_ENTRIES_

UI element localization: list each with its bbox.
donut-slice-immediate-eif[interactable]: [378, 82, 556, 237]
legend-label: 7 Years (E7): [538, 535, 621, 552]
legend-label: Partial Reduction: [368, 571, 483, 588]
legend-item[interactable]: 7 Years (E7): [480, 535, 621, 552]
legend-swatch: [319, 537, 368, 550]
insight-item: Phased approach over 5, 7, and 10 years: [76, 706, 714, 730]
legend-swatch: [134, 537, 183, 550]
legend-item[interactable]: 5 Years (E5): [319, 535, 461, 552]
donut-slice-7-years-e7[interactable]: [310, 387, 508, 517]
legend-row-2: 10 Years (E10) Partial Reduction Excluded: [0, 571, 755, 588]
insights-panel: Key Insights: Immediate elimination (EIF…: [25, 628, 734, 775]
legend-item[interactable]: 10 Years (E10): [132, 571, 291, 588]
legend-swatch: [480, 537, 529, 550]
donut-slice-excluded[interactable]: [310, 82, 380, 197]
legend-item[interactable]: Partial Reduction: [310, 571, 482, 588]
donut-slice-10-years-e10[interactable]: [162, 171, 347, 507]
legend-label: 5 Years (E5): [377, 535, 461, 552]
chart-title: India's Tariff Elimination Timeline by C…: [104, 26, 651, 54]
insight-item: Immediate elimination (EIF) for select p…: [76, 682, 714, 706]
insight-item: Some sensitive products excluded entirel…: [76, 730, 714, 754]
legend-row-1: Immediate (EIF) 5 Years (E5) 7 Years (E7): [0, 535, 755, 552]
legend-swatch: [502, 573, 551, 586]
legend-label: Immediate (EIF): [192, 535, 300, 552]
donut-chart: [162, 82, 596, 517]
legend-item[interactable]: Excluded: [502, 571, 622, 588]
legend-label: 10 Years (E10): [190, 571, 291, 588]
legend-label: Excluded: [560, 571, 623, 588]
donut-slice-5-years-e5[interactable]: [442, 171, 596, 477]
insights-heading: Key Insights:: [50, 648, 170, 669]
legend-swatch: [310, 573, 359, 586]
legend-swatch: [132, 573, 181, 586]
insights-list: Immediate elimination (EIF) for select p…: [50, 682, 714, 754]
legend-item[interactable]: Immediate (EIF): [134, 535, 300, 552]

_DO THIS_
Copy every line of the item above verbatim, in the same order, with no changes.

_ANSWER TO THIS EXERCISE_
UI element localization: list each with its bbox.
donut-slice-immediate-eif[interactable]: [378, 82, 556, 237]
legend-label: 7 Years (E7): [538, 535, 621, 552]
legend-label: Partial Reduction: [368, 571, 483, 588]
legend-item[interactable]: 7 Years (E7): [480, 535, 621, 552]
legend-swatch: [319, 537, 368, 550]
insight-item: Phased approach over 5, 7, and 10 years: [76, 706, 714, 730]
legend-swatch: [134, 537, 183, 550]
legend-item[interactable]: 5 Years (E5): [319, 535, 461, 552]
donut-slice-7-years-e7[interactable]: [310, 387, 508, 517]
legend-row-2: 10 Years (E10) Partial Reduction Excluded: [0, 571, 755, 588]
insights-panel: Key Insights: Immediate elimination (EIF…: [25, 628, 734, 775]
legend-item[interactable]: 10 Years (E10): [132, 571, 291, 588]
legend-swatch: [480, 537, 529, 550]
donut-slice-excluded[interactable]: [310, 82, 380, 197]
legend-item[interactable]: Partial Reduction: [310, 571, 482, 588]
donut-slice-10-years-e10[interactable]: [162, 171, 347, 507]
legend-label: 5 Years (E5): [377, 535, 461, 552]
chart-title: India's Tariff Elimination Timeline by C…: [104, 26, 651, 54]
insight-item: Immediate elimination (EIF) for select p…: [76, 682, 714, 706]
insight-item: Some sensitive products excluded entirel…: [76, 730, 714, 754]
legend-row-1: Immediate (EIF) 5 Years (E5) 7 Years (E7): [0, 535, 755, 552]
legend-swatch: [502, 573, 551, 586]
legend-label: Immediate (EIF): [192, 535, 300, 552]
donut-chart: [162, 82, 596, 517]
legend-item[interactable]: Excluded: [502, 571, 622, 588]
legend-label: 10 Years (E10): [190, 571, 291, 588]
legend-label: Excluded: [560, 571, 623, 588]
donut-slice-5-years-e5[interactable]: [442, 171, 596, 477]
insights-heading: Key Insights:: [50, 648, 170, 669]
legend-swatch: [310, 573, 359, 586]
legend-swatch: [132, 573, 181, 586]
insights-list: Immediate elimination (EIF) for select p…: [50, 682, 714, 754]
legend-item[interactable]: Immediate (EIF): [134, 535, 300, 552]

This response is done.